▶ _Stated problem_
The records that follow should be retyped word for word.

Extracted data entries

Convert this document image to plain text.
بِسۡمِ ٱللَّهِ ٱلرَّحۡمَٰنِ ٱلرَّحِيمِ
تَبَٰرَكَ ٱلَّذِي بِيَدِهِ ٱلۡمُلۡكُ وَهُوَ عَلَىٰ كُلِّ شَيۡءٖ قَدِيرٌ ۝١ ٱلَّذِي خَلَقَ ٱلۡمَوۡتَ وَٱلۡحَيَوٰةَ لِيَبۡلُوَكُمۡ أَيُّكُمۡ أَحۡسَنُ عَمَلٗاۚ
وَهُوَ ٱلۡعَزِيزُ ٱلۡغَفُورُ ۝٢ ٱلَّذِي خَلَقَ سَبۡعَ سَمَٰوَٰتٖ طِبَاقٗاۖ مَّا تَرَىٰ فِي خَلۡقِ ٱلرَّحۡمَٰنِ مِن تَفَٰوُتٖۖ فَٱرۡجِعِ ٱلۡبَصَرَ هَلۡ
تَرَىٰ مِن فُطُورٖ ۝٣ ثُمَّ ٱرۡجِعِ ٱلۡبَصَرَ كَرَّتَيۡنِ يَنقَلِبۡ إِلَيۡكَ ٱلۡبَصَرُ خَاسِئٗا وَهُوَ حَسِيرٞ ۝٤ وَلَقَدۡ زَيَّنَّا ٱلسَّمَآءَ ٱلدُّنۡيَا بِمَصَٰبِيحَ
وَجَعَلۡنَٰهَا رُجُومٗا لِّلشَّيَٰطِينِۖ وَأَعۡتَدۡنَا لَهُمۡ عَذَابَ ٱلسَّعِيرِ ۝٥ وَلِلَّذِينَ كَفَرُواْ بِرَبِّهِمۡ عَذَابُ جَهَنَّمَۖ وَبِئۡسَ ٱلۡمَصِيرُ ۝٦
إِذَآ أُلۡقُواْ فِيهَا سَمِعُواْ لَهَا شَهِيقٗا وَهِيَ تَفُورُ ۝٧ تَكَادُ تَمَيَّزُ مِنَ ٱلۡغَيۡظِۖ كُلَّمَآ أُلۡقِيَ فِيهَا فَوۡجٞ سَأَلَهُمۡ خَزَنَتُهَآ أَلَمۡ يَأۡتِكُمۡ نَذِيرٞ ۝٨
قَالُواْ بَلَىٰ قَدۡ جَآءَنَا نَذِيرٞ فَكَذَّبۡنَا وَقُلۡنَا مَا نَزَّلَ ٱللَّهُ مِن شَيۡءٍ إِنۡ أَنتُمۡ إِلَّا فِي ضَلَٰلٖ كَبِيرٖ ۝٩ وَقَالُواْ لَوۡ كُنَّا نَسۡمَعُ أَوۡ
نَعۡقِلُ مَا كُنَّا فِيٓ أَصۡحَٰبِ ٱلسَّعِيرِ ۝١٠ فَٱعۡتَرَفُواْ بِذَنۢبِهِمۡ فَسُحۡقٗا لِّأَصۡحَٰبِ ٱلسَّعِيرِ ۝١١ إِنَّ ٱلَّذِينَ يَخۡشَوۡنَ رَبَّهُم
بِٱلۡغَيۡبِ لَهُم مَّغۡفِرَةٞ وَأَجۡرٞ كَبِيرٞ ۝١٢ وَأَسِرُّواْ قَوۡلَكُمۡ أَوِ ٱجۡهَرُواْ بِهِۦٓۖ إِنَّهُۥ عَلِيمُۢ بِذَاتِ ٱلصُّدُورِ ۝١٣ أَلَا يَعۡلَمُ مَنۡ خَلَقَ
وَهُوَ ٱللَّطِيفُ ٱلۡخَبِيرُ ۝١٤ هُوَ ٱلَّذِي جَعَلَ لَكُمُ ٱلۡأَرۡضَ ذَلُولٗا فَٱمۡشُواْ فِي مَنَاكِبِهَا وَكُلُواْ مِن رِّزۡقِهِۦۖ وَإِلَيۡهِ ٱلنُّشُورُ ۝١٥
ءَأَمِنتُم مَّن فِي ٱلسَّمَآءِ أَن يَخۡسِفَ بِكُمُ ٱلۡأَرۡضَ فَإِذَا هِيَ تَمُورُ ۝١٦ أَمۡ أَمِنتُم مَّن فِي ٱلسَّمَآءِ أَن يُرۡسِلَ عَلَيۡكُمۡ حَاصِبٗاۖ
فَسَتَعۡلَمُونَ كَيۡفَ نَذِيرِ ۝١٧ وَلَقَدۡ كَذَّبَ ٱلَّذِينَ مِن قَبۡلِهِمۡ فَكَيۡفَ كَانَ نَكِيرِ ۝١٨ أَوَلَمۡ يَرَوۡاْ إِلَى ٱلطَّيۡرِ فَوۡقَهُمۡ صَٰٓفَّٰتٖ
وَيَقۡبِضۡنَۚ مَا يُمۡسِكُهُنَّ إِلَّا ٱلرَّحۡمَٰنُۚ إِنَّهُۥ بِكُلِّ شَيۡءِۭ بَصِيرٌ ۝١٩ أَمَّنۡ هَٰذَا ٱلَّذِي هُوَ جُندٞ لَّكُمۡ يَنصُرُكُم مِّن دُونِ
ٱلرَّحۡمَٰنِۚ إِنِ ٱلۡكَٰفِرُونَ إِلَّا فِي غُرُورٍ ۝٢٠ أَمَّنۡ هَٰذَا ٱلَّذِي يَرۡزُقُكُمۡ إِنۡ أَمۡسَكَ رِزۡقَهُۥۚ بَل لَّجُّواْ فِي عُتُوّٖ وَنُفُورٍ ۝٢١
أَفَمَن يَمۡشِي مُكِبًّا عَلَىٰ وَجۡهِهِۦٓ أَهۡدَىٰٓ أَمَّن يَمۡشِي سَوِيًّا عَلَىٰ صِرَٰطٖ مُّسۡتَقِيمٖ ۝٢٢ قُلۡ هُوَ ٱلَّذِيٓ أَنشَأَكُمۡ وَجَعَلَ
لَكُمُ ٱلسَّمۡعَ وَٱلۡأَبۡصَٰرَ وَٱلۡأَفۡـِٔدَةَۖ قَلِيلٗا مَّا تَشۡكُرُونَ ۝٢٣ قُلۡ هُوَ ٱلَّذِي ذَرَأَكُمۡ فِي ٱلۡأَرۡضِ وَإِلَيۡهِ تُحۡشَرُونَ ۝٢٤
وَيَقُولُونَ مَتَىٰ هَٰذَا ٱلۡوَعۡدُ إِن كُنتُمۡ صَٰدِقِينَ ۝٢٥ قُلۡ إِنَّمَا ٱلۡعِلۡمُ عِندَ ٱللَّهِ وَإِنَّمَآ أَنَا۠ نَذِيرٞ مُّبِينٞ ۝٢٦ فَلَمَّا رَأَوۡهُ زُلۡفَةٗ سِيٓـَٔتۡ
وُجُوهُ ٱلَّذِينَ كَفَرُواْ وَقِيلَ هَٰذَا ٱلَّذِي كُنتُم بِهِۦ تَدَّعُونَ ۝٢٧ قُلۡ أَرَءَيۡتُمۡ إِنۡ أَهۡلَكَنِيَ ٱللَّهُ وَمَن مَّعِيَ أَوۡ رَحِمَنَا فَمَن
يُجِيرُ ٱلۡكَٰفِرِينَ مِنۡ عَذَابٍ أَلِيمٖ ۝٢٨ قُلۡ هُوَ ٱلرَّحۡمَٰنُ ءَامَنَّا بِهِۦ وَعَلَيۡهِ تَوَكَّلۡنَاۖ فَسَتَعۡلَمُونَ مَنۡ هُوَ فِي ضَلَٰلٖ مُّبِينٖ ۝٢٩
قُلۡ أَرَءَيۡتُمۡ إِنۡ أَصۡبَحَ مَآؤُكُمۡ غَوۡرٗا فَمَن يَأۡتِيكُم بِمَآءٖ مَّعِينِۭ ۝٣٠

▶ _Worked answer_
Convert this document image to plain text.
بِسۡمِ ٱللَّهِ ٱلرَّحۡمَٰنِ ٱلرَّحِيمِ
تَبَٰرَكَ ٱلَّذِي بِيَدِهِ ٱلۡمُلۡكُ وَهُوَ عَلَىٰ كُلِّ شَيۡءٖ قَدِيرٌ ۝١ ٱلَّذِي خَلَقَ ٱلۡمَوۡتَ وَٱلۡحَيَوٰةَ لِيَبۡلُوَكُمۡ أَيُّكُمۡ أَحۡسَنُ عَمَلٗاۚ
وَهُوَ ٱلۡعَزِيزُ ٱلۡغَفُورُ ۝٢ ٱلَّذِي خَلَقَ سَبۡعَ سَمَٰوَٰتٖ طِبَاقٗاۖ مَّا تَرَىٰ فِي خَلۡقِ ٱلرَّحۡمَٰنِ مِن تَفَٰوُتٖۖ فَٱرۡجِعِ ٱلۡبَصَرَ هَلۡ
تَرَىٰ مِن فُطُورٖ ۝٣ ثُمَّ ٱرۡجِعِ ٱلۡبَصَرَ كَرَّتَيۡنِ يَنقَلِبۡ إِلَيۡكَ ٱلۡبَصَرُ خَاسِئٗا وَهُوَ حَسِيرٞ ۝٤ وَلَقَدۡ زَيَّنَّا ٱلسَّمَآءَ ٱلدُّنۡيَا بِمَصَٰبِيحَ
وَجَعَلۡنَٰهَا رُجُومٗا لِّلشَّيَٰطِينِۖ وَأَعۡتَدۡنَا لَهُمۡ عَذَابَ ٱلسَّعِيرِ ۝٥ وَلِلَّذِينَ كَفَرُواْ بِرَبِّهِمۡ عَذَابُ جَهَنَّمَۖ وَبِئۡسَ ٱلۡمَصِيرُ ۝٦
إِذَآ أُلۡقُواْ فِيهَا سَمِعُواْ لَهَا شَهِيقٗا وَهِيَ تَفُورُ ۝٧ تَكَادُ تَمَيَّزُ مِنَ ٱلۡغَيۡظِۖ كُلَّمَآ أُلۡقِيَ فِيهَا فَوۡجٞ سَأَلَهُمۡ خَزَنَتُهَآ أَلَمۡ يَأۡتِكُمۡ نَذِيرٞ ۝٨
قَالُواْ بَلَىٰ قَدۡ جَآءَنَا نَذِيرٞ فَكَذَّبۡنَا وَقُلۡنَا مَا نَزَّلَ ٱللَّهُ مِن شَيۡءٍ إِنۡ أَنتُمۡ إِلَّا فِي ضَلَٰلٖ كَبِيرٖ ۝٩ وَقَالُواْ لَوۡ كُنَّا نَسۡمَعُ أَوۡ
نَعۡقِلُ مَا كُنَّا فِيٓ أَصۡحَٰبِ ٱلسَّعِيرِ ۝١٠ فَٱعۡتَرَفُواْ بِذَنۢبِهِمۡ فَسُحۡقٗا لِّأَصۡحَٰبِ ٱلسَّعِيرِ ۝١١ إِنَّ ٱلَّذِينَ يَخۡشَوۡنَ رَبَّهُم
بِٱلۡغَيۡبِ لَهُم مَّغۡفِرَةٞ وَأَجۡرٞ كَبِيرٞ ۝١٢ وَأَسِرُّواْ قَوۡلَكُمۡ أَوِ ٱجۡهَرُواْ بِهِۦٓۖ إِنَّهُۥ عَلِيمُۢ بِذَاتِ ٱلصُّدُورِ ۝١٣ أَلَا يَعۡلَمُ مَنۡ خَلَقَ
وَهُوَ ٱللَّطِيفُ ٱلۡخَبِيرُ ۝١٤ هُوَ ٱلَّذِي جَعَلَ لَكُمُ ٱلۡأَرۡضَ ذَلُولٗا فَٱمۡشُواْ فِي مَنَاكِبِهَا وَكُلُواْ مِن رِّزۡقِهِۦۖ وَإِلَيۡهِ ٱلنُّشُورُ ۝١٥
ءَأَمِنتُم مَّن فِي ٱلسَّمَآءِ أَن يَخۡسِفَ بِكُمُ ٱلۡأَرۡضَ فَإِذَا هِيَ تَمُورُ ۝١٦ أَمۡ أَمِنتُم مَّن فِي ٱلسَّمَآءِ أَن يُرۡسِلَ عَلَيۡكُمۡ حَاصِبٗاۖ
فَسَتَعۡلَمُونَ كَيۡفَ نَذِيرِ ۝١٧ وَلَقَدۡ كَذَّبَ ٱلَّذِينَ مِن قَبۡلِهِمۡ فَكَيۡفَ كَانَ نَكِيرِ ۝١٨ أَوَلَمۡ يَرَوۡاْ إِلَى ٱلطَّيۡرِ فَوۡقَهُمۡ صَٰٓفَّٰتٖ
وَيَقۡبِضۡنَۚ مَا يُمۡسِكُهُنَّ إِلَّا ٱلرَّحۡمَٰنُۚ إِنَّهُۥ بِكُلِّ شَيۡءِۭ بَصِيرٌ ۝١٩ أَمَّنۡ هَٰذَا ٱلَّذِي هُوَ جُندٞ لَّكُمۡ يَنصُرُكُم مِّن دُونِ
ٱلرَّحۡمَٰنِۚ إِنِ ٱلۡكَٰفِرُونَ إِلَّا فِي غُرُورٍ ۝٢٠ أَمَّنۡ هَٰذَا ٱلَّذِي يَرۡزُقُكُمۡ إِنۡ أَمۡسَكَ رِزۡقَهُۥۚ بَل لَّجُّواْ فِي عُتُوّٖ وَنُفُورٍ ۝٢١
أَفَمَن يَمۡشِي مُكِبًّا عَلَىٰ وَجۡهِهِۦٓ أَهۡدَىٰٓ أَمَّن يَمۡشِي سَوِيًّا عَلَىٰ صِرَٰطٖ مُّسۡتَقِيمٖ ۝٢٢ قُلۡ هُوَ ٱلَّذِيٓ أَنشَأَكُمۡ وَجَعَلَ
لَكُمُ ٱلسَّمۡعَ وَٱلۡأَبۡصَٰرَ وَٱلۡأَفۡـِٔدَةَۖ قَلِيلٗا مَّا تَشۡكُرُونَ ۝٢٣ قُلۡ هُوَ ٱلَّذِي ذَرَأَكُمۡ فِي ٱلۡأَرۡضِ وَإِلَيۡهِ تُحۡشَرُونَ ۝٢٤
وَيَقُولُونَ مَتَىٰ هَٰذَا ٱلۡوَعۡدُ إِن كُنتُمۡ صَٰدِقِينَ ۝٢٥ قُلۡ إِنَّمَا ٱلۡعِلۡمُ عِندَ ٱللَّهِ وَإِنَّمَآ أَنَا۠ نَذِيرٞ مُّبِينٞ ۝٢٦ فَلَمَّا رَأَوۡهُ زُلۡفَةٗ سِيٓـَٔتۡ
وُجُوهُ ٱلَّذِينَ كَفَرُواْ وَقِيلَ هَٰذَا ٱلَّذِي كُنتُم بِهِۦ تَدَّعُونَ ۝٢٧ قُلۡ أَرَءَيۡتُمۡ إِنۡ أَهۡلَكَنِيَ ٱللَّهُ وَمَن مَّعِيَ أَوۡ رَحِمَنَا فَمَن
يُجِيرُ ٱلۡكَٰفِرِينَ مِنۡ عَذَابٍ أَلِيمٖ ۝٢٨ قُلۡ هُوَ ٱلرَّحۡمَٰنُ ءَامَنَّا بِهِۦ وَعَلَيۡهِ تَوَكَّلۡنَاۖ فَسَتَعۡلَمُونَ مَنۡ هُوَ فِي ضَلَٰلٖ مُّبِينٖ ۝٢٩
قُلۡ أَرَءَيۡتُمۡ إِنۡ أَصۡبَحَ مَآؤُكُمۡ غَوۡرٗا فَمَن يَأۡتِيكُم بِمَآءٖ مَّعِينِۭ ۝٣٠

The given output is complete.